— BEGIN SUPPLIED ENTRIES —
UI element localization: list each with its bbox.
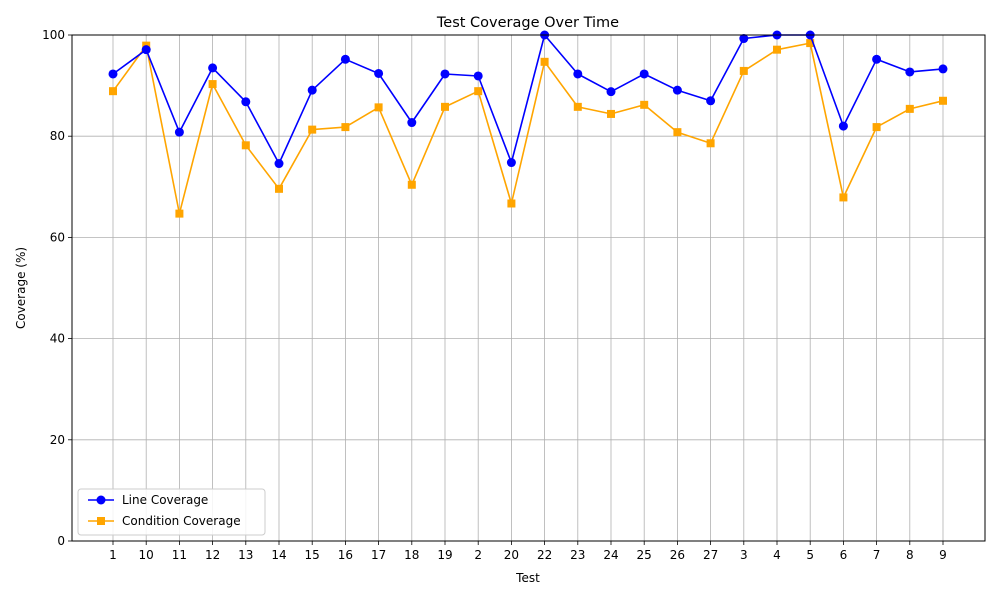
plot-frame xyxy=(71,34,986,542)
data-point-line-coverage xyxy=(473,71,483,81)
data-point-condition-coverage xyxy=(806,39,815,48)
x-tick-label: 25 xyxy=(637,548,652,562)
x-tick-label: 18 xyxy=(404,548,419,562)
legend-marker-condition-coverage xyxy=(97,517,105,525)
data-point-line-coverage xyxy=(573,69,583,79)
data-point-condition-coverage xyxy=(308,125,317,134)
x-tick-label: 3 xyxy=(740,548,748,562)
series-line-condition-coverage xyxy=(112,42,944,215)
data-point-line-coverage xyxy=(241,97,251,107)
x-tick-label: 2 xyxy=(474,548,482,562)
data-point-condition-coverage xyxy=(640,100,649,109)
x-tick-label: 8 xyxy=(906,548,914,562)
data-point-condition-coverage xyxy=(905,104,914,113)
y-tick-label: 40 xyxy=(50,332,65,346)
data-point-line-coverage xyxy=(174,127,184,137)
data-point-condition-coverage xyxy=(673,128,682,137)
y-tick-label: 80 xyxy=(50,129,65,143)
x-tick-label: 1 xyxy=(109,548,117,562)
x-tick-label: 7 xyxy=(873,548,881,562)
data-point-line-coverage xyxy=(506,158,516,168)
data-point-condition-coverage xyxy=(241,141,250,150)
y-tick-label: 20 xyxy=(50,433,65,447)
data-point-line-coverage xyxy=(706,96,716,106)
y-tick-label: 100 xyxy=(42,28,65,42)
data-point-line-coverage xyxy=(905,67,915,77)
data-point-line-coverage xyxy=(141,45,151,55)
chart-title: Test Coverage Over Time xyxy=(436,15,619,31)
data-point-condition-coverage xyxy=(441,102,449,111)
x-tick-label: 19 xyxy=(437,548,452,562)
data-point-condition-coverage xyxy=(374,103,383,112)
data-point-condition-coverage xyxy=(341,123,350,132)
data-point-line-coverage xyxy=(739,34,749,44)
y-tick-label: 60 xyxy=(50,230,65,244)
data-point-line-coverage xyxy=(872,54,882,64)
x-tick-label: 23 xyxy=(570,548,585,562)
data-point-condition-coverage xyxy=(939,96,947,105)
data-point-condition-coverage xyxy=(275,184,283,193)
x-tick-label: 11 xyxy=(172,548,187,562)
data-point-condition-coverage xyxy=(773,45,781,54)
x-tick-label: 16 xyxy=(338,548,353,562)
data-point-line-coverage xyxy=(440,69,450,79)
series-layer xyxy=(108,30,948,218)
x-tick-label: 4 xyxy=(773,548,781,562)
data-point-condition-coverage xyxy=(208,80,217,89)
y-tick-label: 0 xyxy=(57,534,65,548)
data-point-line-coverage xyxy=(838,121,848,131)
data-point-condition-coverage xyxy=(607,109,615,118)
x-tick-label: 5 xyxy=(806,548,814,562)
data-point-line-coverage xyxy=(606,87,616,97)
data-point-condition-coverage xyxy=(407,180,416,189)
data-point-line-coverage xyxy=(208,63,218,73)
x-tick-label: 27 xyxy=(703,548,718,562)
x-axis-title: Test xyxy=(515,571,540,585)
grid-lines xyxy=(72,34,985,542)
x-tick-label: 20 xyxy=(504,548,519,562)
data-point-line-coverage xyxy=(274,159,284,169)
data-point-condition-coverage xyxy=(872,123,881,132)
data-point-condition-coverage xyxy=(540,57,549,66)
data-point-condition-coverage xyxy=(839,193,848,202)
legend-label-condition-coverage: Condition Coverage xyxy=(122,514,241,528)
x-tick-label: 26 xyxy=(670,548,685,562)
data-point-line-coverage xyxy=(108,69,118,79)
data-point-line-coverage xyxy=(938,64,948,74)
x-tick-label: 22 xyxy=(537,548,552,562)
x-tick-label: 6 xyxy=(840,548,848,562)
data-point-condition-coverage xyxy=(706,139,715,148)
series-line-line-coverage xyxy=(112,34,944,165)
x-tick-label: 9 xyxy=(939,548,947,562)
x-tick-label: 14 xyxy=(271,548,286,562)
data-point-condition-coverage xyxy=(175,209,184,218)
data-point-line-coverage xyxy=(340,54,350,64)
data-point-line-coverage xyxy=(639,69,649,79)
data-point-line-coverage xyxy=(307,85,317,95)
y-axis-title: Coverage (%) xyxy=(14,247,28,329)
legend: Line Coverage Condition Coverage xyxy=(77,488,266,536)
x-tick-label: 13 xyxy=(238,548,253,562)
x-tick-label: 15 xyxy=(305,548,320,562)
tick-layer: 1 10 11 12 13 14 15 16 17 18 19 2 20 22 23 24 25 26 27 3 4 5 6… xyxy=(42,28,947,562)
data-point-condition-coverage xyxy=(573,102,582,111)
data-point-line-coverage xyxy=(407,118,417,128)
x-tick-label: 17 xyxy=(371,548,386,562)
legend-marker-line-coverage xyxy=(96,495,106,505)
— END SUPPLIED ENTRIES —
PROMPT: Retype every one of these records word for word, leaving out the pictures.

COMPLETE RESPONSE:
UI element localization: list each with its bbox.
plot-frame xyxy=(71,34,986,542)
data-point-line-coverage xyxy=(473,71,483,81)
data-point-condition-coverage xyxy=(806,39,815,48)
x-tick-label: 25 xyxy=(637,548,652,562)
x-tick-label: 18 xyxy=(404,548,419,562)
legend-marker-condition-coverage xyxy=(97,517,105,525)
data-point-line-coverage xyxy=(573,69,583,79)
data-point-condition-coverage xyxy=(308,125,317,134)
x-tick-label: 3 xyxy=(740,548,748,562)
series-line-condition-coverage xyxy=(112,42,944,215)
data-point-line-coverage xyxy=(241,97,251,107)
x-tick-label: 2 xyxy=(474,548,482,562)
data-point-condition-coverage xyxy=(640,100,649,109)
x-tick-label: 8 xyxy=(906,548,914,562)
data-point-condition-coverage xyxy=(905,104,914,113)
y-tick-label: 40 xyxy=(50,332,65,346)
data-point-line-coverage xyxy=(174,127,184,137)
data-point-condition-coverage xyxy=(673,128,682,137)
y-tick-label: 80 xyxy=(50,129,65,143)
x-tick-label: 1 xyxy=(109,548,117,562)
x-tick-label: 7 xyxy=(873,548,881,562)
data-point-line-coverage xyxy=(506,158,516,168)
data-point-condition-coverage xyxy=(241,141,250,150)
y-tick-label: 20 xyxy=(50,433,65,447)
data-point-line-coverage xyxy=(706,96,716,106)
y-tick-label: 100 xyxy=(42,28,65,42)
data-point-line-coverage xyxy=(905,67,915,77)
data-point-line-coverage xyxy=(141,45,151,55)
chart-title: Test Coverage Over Time xyxy=(436,15,619,31)
data-point-condition-coverage xyxy=(441,102,449,111)
x-tick-label: 19 xyxy=(437,548,452,562)
data-point-condition-coverage xyxy=(374,103,383,112)
data-point-condition-coverage xyxy=(341,123,350,132)
data-point-line-coverage xyxy=(739,34,749,44)
y-tick-label: 60 xyxy=(50,230,65,244)
data-point-line-coverage xyxy=(872,54,882,64)
x-tick-label: 23 xyxy=(570,548,585,562)
data-point-condition-coverage xyxy=(939,96,947,105)
data-point-condition-coverage xyxy=(275,184,283,193)
x-tick-label: 11 xyxy=(172,548,187,562)
data-point-condition-coverage xyxy=(773,45,781,54)
x-tick-label: 16 xyxy=(338,548,353,562)
data-point-line-coverage xyxy=(440,69,450,79)
series-layer xyxy=(108,30,948,218)
x-tick-label: 4 xyxy=(773,548,781,562)
data-point-condition-coverage xyxy=(208,80,217,89)
y-tick-label: 0 xyxy=(57,534,65,548)
data-point-line-coverage xyxy=(838,121,848,131)
data-point-condition-coverage xyxy=(607,109,615,118)
x-tick-label: 5 xyxy=(806,548,814,562)
data-point-line-coverage xyxy=(606,87,616,97)
data-point-condition-coverage xyxy=(407,180,416,189)
data-point-line-coverage xyxy=(208,63,218,73)
x-tick-label: 27 xyxy=(703,548,718,562)
x-axis-title: Test xyxy=(515,571,540,585)
grid-lines xyxy=(72,34,985,542)
x-tick-label: 20 xyxy=(504,548,519,562)
data-point-line-coverage xyxy=(274,159,284,169)
data-point-condition-coverage xyxy=(872,123,881,132)
data-point-condition-coverage xyxy=(540,57,549,66)
data-point-condition-coverage xyxy=(839,193,848,202)
legend-label-condition-coverage: Condition Coverage xyxy=(122,514,241,528)
x-tick-label: 26 xyxy=(670,548,685,562)
data-point-line-coverage xyxy=(108,69,118,79)
data-point-line-coverage xyxy=(938,64,948,74)
x-tick-label: 22 xyxy=(537,548,552,562)
x-tick-label: 6 xyxy=(840,548,848,562)
data-point-condition-coverage xyxy=(706,139,715,148)
series-line-line-coverage xyxy=(112,34,944,165)
x-tick-label: 9 xyxy=(939,548,947,562)
x-tick-label: 14 xyxy=(271,548,286,562)
data-point-condition-coverage xyxy=(175,209,184,218)
data-point-line-coverage xyxy=(340,54,350,64)
data-point-line-coverage xyxy=(639,69,649,79)
data-point-line-coverage xyxy=(307,85,317,95)
y-axis-title: Coverage (%) xyxy=(14,247,28,329)
legend: Line Coverage Condition Coverage xyxy=(77,488,266,536)
x-tick-label: 13 xyxy=(238,548,253,562)
x-tick-label: 15 xyxy=(305,548,320,562)
tick-layer: 1 10 11 12 13 14 15 16 17 18 19 2 20 22 23 24 25 26 27 3 4 5 6… xyxy=(42,28,947,562)
data-point-condition-coverage xyxy=(573,102,582,111)
data-point-line-coverage xyxy=(407,118,417,128)
x-tick-label: 17 xyxy=(371,548,386,562)
legend-marker-line-coverage xyxy=(96,495,106,505)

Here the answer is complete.